Source data ->
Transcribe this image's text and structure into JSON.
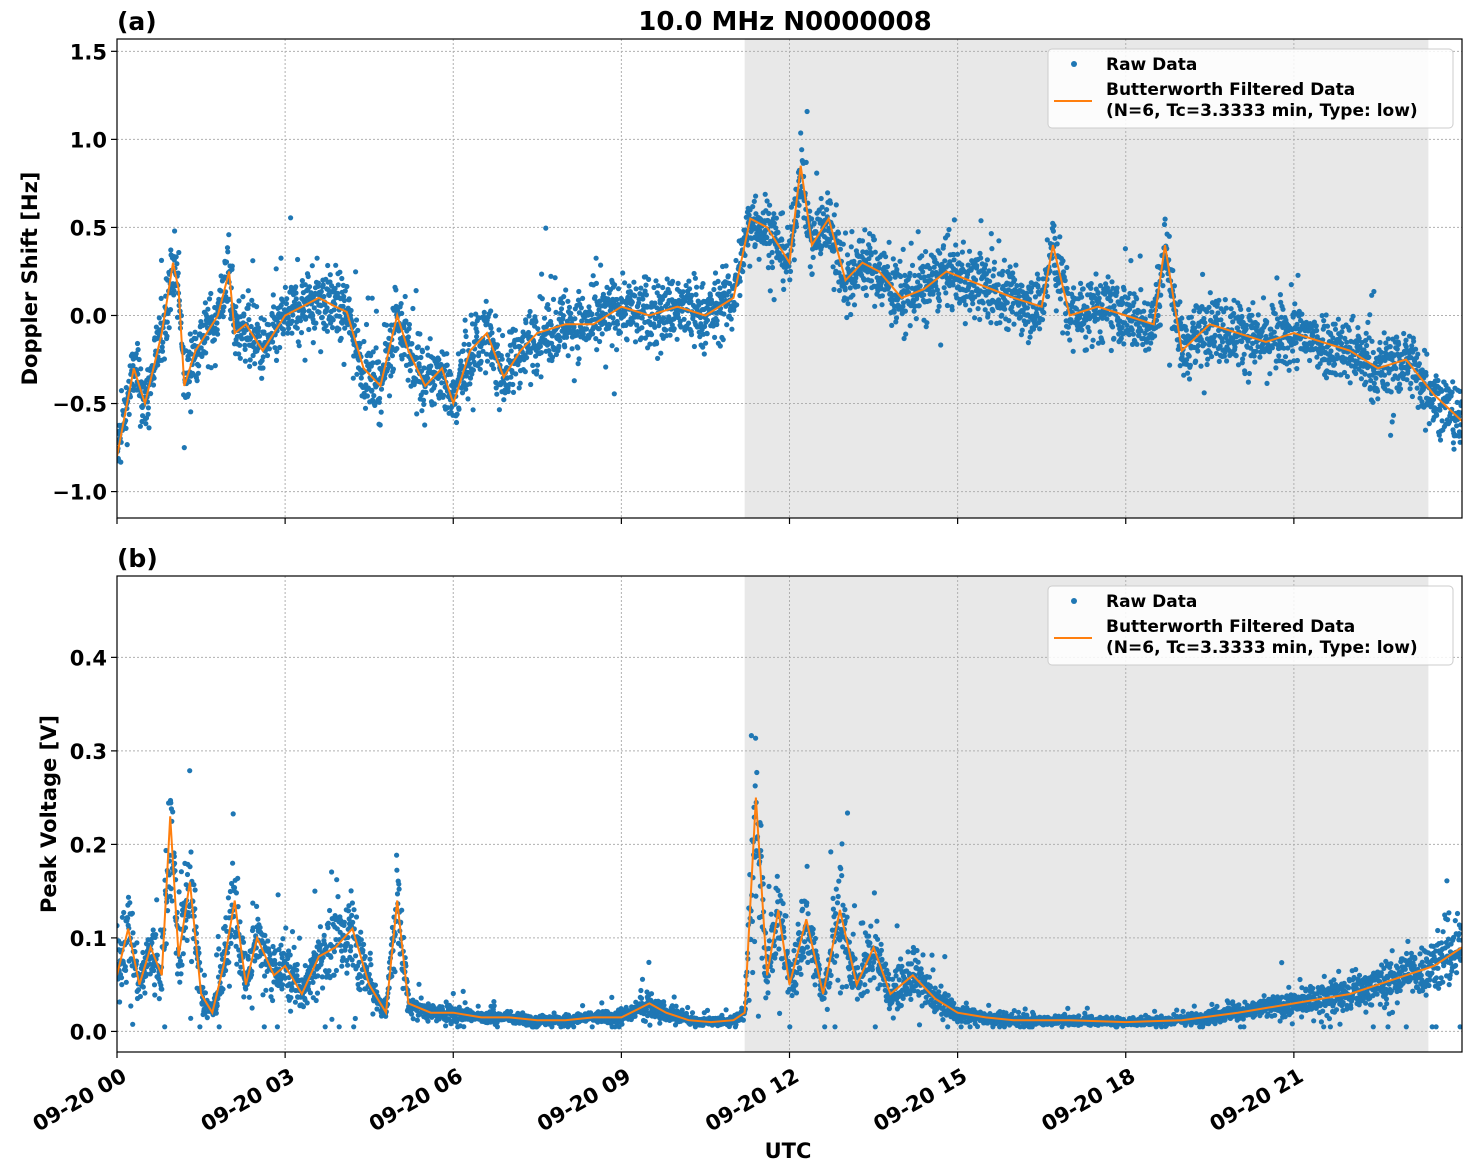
{
  "title": "10.0 MHz N0000008",
  "xlabel": "UTC",
  "x_tick_labels": [
    "09-20 00",
    "09-20 03",
    "09-20 06",
    "09-20 09",
    "09-20 12",
    "09-20 15",
    "09-20 18",
    "09-20 21"
  ],
  "legend": {
    "raw": "Raw Data",
    "filtered_line1": "Butterworth Filtered Data",
    "filtered_line2": "(N=6, Tc=3.3333 min, Type: low)"
  },
  "colors": {
    "raw": "#1f77b4",
    "filtered": "#ff7f0e",
    "shade": "#e8e8e8",
    "grid": "#b0b0b0"
  },
  "chart_data": [
    {
      "type": "scatter",
      "panel_label": "(a)",
      "ylabel": "Doppler Shift [Hz]",
      "xlim_hours": [
        0,
        24
      ],
      "ylim": [
        -1.15,
        1.57
      ],
      "y_ticks": [
        -1.0,
        -0.5,
        0.0,
        0.5,
        1.0,
        1.5
      ],
      "y_tick_labels": [
        "−1.0",
        "−0.5",
        "0.0",
        "0.5",
        "1.0",
        "1.5"
      ],
      "shaded_range_hours": [
        11.2,
        23.4
      ],
      "grid": true,
      "legend_position": "top-right",
      "series": [
        {
          "name": "Butterworth Filtered Data",
          "type": "line",
          "x_hours": [
            0,
            0.3,
            0.5,
            0.8,
            1.0,
            1.1,
            1.2,
            1.4,
            1.6,
            1.8,
            2.0,
            2.1,
            2.3,
            2.6,
            3.0,
            3.3,
            3.6,
            3.9,
            4.1,
            4.4,
            4.7,
            5.0,
            5.2,
            5.5,
            5.8,
            6.0,
            6.3,
            6.6,
            6.9,
            7.2,
            7.5,
            8.0,
            8.5,
            9.0,
            9.5,
            10.0,
            10.5,
            11.0,
            11.3,
            11.6,
            12.0,
            12.2,
            12.4,
            12.7,
            13.0,
            13.3,
            13.6,
            14.0,
            14.4,
            14.8,
            15.2,
            15.6,
            16.0,
            16.5,
            16.7,
            17.0,
            17.5,
            18.0,
            18.5,
            18.7,
            19.0,
            19.5,
            20.0,
            20.5,
            21.0,
            21.5,
            22.0,
            22.5,
            23.0,
            23.5,
            24.0
          ],
          "y": [
            -0.8,
            -0.3,
            -0.5,
            -0.1,
            0.3,
            0.15,
            -0.4,
            -0.2,
            -0.1,
            0.0,
            0.25,
            -0.1,
            -0.05,
            -0.2,
            0.0,
            0.05,
            0.1,
            0.05,
            0.02,
            -0.3,
            -0.4,
            0.0,
            -0.2,
            -0.4,
            -0.3,
            -0.5,
            -0.2,
            -0.1,
            -0.35,
            -0.2,
            -0.1,
            -0.05,
            -0.05,
            0.05,
            0.0,
            0.05,
            0.0,
            0.1,
            0.55,
            0.5,
            0.3,
            0.85,
            0.4,
            0.55,
            0.2,
            0.3,
            0.25,
            0.1,
            0.15,
            0.25,
            0.2,
            0.15,
            0.1,
            0.05,
            0.4,
            0.0,
            0.05,
            0.0,
            -0.05,
            0.4,
            -0.2,
            -0.05,
            -0.1,
            -0.15,
            -0.1,
            -0.15,
            -0.2,
            -0.3,
            -0.25,
            -0.45,
            -0.6
          ]
        }
      ]
    },
    {
      "type": "scatter",
      "panel_label": "(b)",
      "ylabel": "Peak Voltage [V]",
      "xlim_hours": [
        0,
        24
      ],
      "ylim": [
        -0.022,
        0.487
      ],
      "y_ticks": [
        0.0,
        0.1,
        0.2,
        0.3,
        0.4
      ],
      "y_tick_labels": [
        "0.0",
        "0.1",
        "0.2",
        "0.3",
        "0.4"
      ],
      "shaded_range_hours": [
        11.2,
        23.4
      ],
      "grid": true,
      "legend_position": "top-right",
      "series": [
        {
          "name": "Butterworth Filtered Data",
          "type": "line",
          "x_hours": [
            0,
            0.2,
            0.4,
            0.6,
            0.8,
            0.95,
            1.1,
            1.3,
            1.5,
            1.7,
            1.9,
            2.1,
            2.3,
            2.5,
            2.8,
            3.0,
            3.3,
            3.6,
            3.9,
            4.2,
            4.5,
            4.8,
            5.0,
            5.2,
            5.6,
            6.0,
            6.5,
            7.0,
            7.5,
            8.0,
            8.5,
            9.0,
            9.5,
            9.8,
            10.2,
            10.6,
            11.0,
            11.2,
            11.4,
            11.6,
            11.8,
            12.0,
            12.3,
            12.6,
            12.9,
            13.2,
            13.5,
            13.8,
            14.2,
            14.6,
            15.0,
            15.5,
            16.0,
            17.0,
            18.0,
            19.0,
            20.0,
            20.5,
            21.0,
            21.5,
            22.0,
            22.5,
            23.0,
            23.5,
            24.0
          ],
          "y": [
            0.06,
            0.11,
            0.05,
            0.09,
            0.06,
            0.23,
            0.08,
            0.16,
            0.04,
            0.02,
            0.07,
            0.14,
            0.05,
            0.1,
            0.06,
            0.07,
            0.04,
            0.08,
            0.09,
            0.11,
            0.05,
            0.02,
            0.14,
            0.03,
            0.02,
            0.02,
            0.015,
            0.015,
            0.012,
            0.012,
            0.015,
            0.015,
            0.03,
            0.02,
            0.012,
            0.01,
            0.012,
            0.02,
            0.25,
            0.06,
            0.13,
            0.05,
            0.12,
            0.04,
            0.13,
            0.05,
            0.09,
            0.04,
            0.06,
            0.035,
            0.02,
            0.015,
            0.012,
            0.012,
            0.01,
            0.012,
            0.02,
            0.025,
            0.03,
            0.035,
            0.04,
            0.05,
            0.06,
            0.07,
            0.09
          ]
        }
      ]
    }
  ]
}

Your task -> Quote all the lines above exactly as given. Do not include the pictures.

Full answer ->
Transcribe this image's text and structure into JSON.
{
  "title": "10.0 MHz N0000008",
  "xlabel": "UTC",
  "x_tick_labels": [
    "09-20 00",
    "09-20 03",
    "09-20 06",
    "09-20 09",
    "09-20 12",
    "09-20 15",
    "09-20 18",
    "09-20 21"
  ],
  "legend": {
    "raw": "Raw Data",
    "filtered_line1": "Butterworth Filtered Data",
    "filtered_line2": "(N=6, Tc=3.3333 min, Type: low)"
  },
  "colors": {
    "raw": "#1f77b4",
    "filtered": "#ff7f0e",
    "shade": "#e8e8e8",
    "grid": "#b0b0b0"
  },
  "chart_data": [
    {
      "type": "scatter",
      "panel_label": "(a)",
      "ylabel": "Doppler Shift [Hz]",
      "xlim_hours": [
        0,
        24
      ],
      "ylim": [
        -1.15,
        1.57
      ],
      "y_ticks": [
        -1.0,
        -0.5,
        0.0,
        0.5,
        1.0,
        1.5
      ],
      "y_tick_labels": [
        "−1.0",
        "−0.5",
        "0.0",
        "0.5",
        "1.0",
        "1.5"
      ],
      "shaded_range_hours": [
        11.2,
        23.4
      ],
      "grid": true,
      "legend_position": "top-right",
      "series": [
        {
          "name": "Butterworth Filtered Data",
          "type": "line",
          "x_hours": [
            0,
            0.3,
            0.5,
            0.8,
            1.0,
            1.1,
            1.2,
            1.4,
            1.6,
            1.8,
            2.0,
            2.1,
            2.3,
            2.6,
            3.0,
            3.3,
            3.6,
            3.9,
            4.1,
            4.4,
            4.7,
            5.0,
            5.2,
            5.5,
            5.8,
            6.0,
            6.3,
            6.6,
            6.9,
            7.2,
            7.5,
            8.0,
            8.5,
            9.0,
            9.5,
            10.0,
            10.5,
            11.0,
            11.3,
            11.6,
            12.0,
            12.2,
            12.4,
            12.7,
            13.0,
            13.3,
            13.6,
            14.0,
            14.4,
            14.8,
            15.2,
            15.6,
            16.0,
            16.5,
            16.7,
            17.0,
            17.5,
            18.0,
            18.5,
            18.7,
            19.0,
            19.5,
            20.0,
            20.5,
            21.0,
            21.5,
            22.0,
            22.5,
            23.0,
            23.5,
            24.0
          ],
          "y": [
            -0.8,
            -0.3,
            -0.5,
            -0.1,
            0.3,
            0.15,
            -0.4,
            -0.2,
            -0.1,
            0.0,
            0.25,
            -0.1,
            -0.05,
            -0.2,
            0.0,
            0.05,
            0.1,
            0.05,
            0.02,
            -0.3,
            -0.4,
            0.0,
            -0.2,
            -0.4,
            -0.3,
            -0.5,
            -0.2,
            -0.1,
            -0.35,
            -0.2,
            -0.1,
            -0.05,
            -0.05,
            0.05,
            0.0,
            0.05,
            0.0,
            0.1,
            0.55,
            0.5,
            0.3,
            0.85,
            0.4,
            0.55,
            0.2,
            0.3,
            0.25,
            0.1,
            0.15,
            0.25,
            0.2,
            0.15,
            0.1,
            0.05,
            0.4,
            0.0,
            0.05,
            0.0,
            -0.05,
            0.4,
            -0.2,
            -0.05,
            -0.1,
            -0.15,
            -0.1,
            -0.15,
            -0.2,
            -0.3,
            -0.25,
            -0.45,
            -0.6
          ]
        }
      ]
    },
    {
      "type": "scatter",
      "panel_label": "(b)",
      "ylabel": "Peak Voltage [V]",
      "xlim_hours": [
        0,
        24
      ],
      "ylim": [
        -0.022,
        0.487
      ],
      "y_ticks": [
        0.0,
        0.1,
        0.2,
        0.3,
        0.4
      ],
      "y_tick_labels": [
        "0.0",
        "0.1",
        "0.2",
        "0.3",
        "0.4"
      ],
      "shaded_range_hours": [
        11.2,
        23.4
      ],
      "grid": true,
      "legend_position": "top-right",
      "series": [
        {
          "name": "Butterworth Filtered Data",
          "type": "line",
          "x_hours": [
            0,
            0.2,
            0.4,
            0.6,
            0.8,
            0.95,
            1.1,
            1.3,
            1.5,
            1.7,
            1.9,
            2.1,
            2.3,
            2.5,
            2.8,
            3.0,
            3.3,
            3.6,
            3.9,
            4.2,
            4.5,
            4.8,
            5.0,
            5.2,
            5.6,
            6.0,
            6.5,
            7.0,
            7.5,
            8.0,
            8.5,
            9.0,
            9.5,
            9.8,
            10.2,
            10.6,
            11.0,
            11.2,
            11.4,
            11.6,
            11.8,
            12.0,
            12.3,
            12.6,
            12.9,
            13.2,
            13.5,
            13.8,
            14.2,
            14.6,
            15.0,
            15.5,
            16.0,
            17.0,
            18.0,
            19.0,
            20.0,
            20.5,
            21.0,
            21.5,
            22.0,
            22.5,
            23.0,
            23.5,
            24.0
          ],
          "y": [
            0.06,
            0.11,
            0.05,
            0.09,
            0.06,
            0.23,
            0.08,
            0.16,
            0.04,
            0.02,
            0.07,
            0.14,
            0.05,
            0.1,
            0.06,
            0.07,
            0.04,
            0.08,
            0.09,
            0.11,
            0.05,
            0.02,
            0.14,
            0.03,
            0.02,
            0.02,
            0.015,
            0.015,
            0.012,
            0.012,
            0.015,
            0.015,
            0.03,
            0.02,
            0.012,
            0.01,
            0.012,
            0.02,
            0.25,
            0.06,
            0.13,
            0.05,
            0.12,
            0.04,
            0.13,
            0.05,
            0.09,
            0.04,
            0.06,
            0.035,
            0.02,
            0.015,
            0.012,
            0.012,
            0.01,
            0.012,
            0.02,
            0.025,
            0.03,
            0.035,
            0.04,
            0.05,
            0.06,
            0.07,
            0.09
          ]
        }
      ]
    }
  ]
}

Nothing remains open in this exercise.